WORK TO COMPLETE:
Provide the records once more, identical to the original.

DATA TO PROCESS:

##############################

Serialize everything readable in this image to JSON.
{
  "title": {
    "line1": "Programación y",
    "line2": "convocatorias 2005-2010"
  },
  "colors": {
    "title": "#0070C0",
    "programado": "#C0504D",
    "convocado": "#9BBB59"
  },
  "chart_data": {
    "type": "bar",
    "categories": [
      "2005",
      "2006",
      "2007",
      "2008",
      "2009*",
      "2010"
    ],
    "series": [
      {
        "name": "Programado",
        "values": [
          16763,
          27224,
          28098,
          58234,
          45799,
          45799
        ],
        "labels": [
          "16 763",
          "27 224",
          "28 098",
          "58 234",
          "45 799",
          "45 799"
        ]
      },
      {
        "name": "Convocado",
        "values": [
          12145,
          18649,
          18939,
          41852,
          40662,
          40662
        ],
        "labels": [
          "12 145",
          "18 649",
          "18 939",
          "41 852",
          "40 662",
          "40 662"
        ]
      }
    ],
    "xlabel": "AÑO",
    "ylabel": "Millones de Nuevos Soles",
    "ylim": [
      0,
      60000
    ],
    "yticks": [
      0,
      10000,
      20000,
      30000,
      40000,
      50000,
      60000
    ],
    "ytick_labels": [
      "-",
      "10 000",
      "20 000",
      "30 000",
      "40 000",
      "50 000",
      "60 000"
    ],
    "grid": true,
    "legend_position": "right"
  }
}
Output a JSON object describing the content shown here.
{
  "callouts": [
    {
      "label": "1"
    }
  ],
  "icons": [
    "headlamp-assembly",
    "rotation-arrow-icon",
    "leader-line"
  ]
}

##############################

RESULT BELOW:
Serialize everything readable in this image to JSON.
{
  "title": {
    "line1": "Programación y",
    "line2": "convocatorias 2005-2010"
  },
  "colors": {
    "title": "#0070C0",
    "programado": "#C0504D",
    "convocado": "#9BBB59"
  },
  "chart_data": {
    "type": "bar",
    "categories": [
      "2005",
      "2006",
      "2007",
      "2008",
      "2009*",
      "2010"
    ],
    "series": [
      {
        "name": "Programado",
        "values": [
          16763,
          27224,
          28098,
          58234,
          45799,
          45799
        ],
        "labels": [
          "16 763",
          "27 224",
          "28 098",
          "58 234",
          "45 799",
          "45 799"
        ]
      },
      {
        "name": "Convocado",
        "values": [
          12145,
          18649,
          18939,
          41852,
          40662,
          40662
        ],
        "labels": [
          "12 145",
          "18 649",
          "18 939",
          "41 852",
          "40 662",
          "40 662"
        ]
      }
    ],
    "xlabel": "AÑO",
    "ylabel": "Millones de Nuevos Soles",
    "ylim": [
      0,
      60000
    ],
    "yticks": [
      0,
      10000,
      20000,
      30000,
      40000,
      50000,
      60000
    ],
    "ytick_labels": [
      "-",
      "10 000",
      "20 000",
      "30 000",
      "40 000",
      "50 000",
      "60 000"
    ],
    "grid": true,
    "legend_position": "right"
  }
}
Output a JSON object describing the content shown here.
{
  "callouts": [
    {
      "label": "1"
    }
  ],
  "icons": [
    "headlamp-assembly",
    "rotation-arrow-icon",
    "leader-line"
  ]
}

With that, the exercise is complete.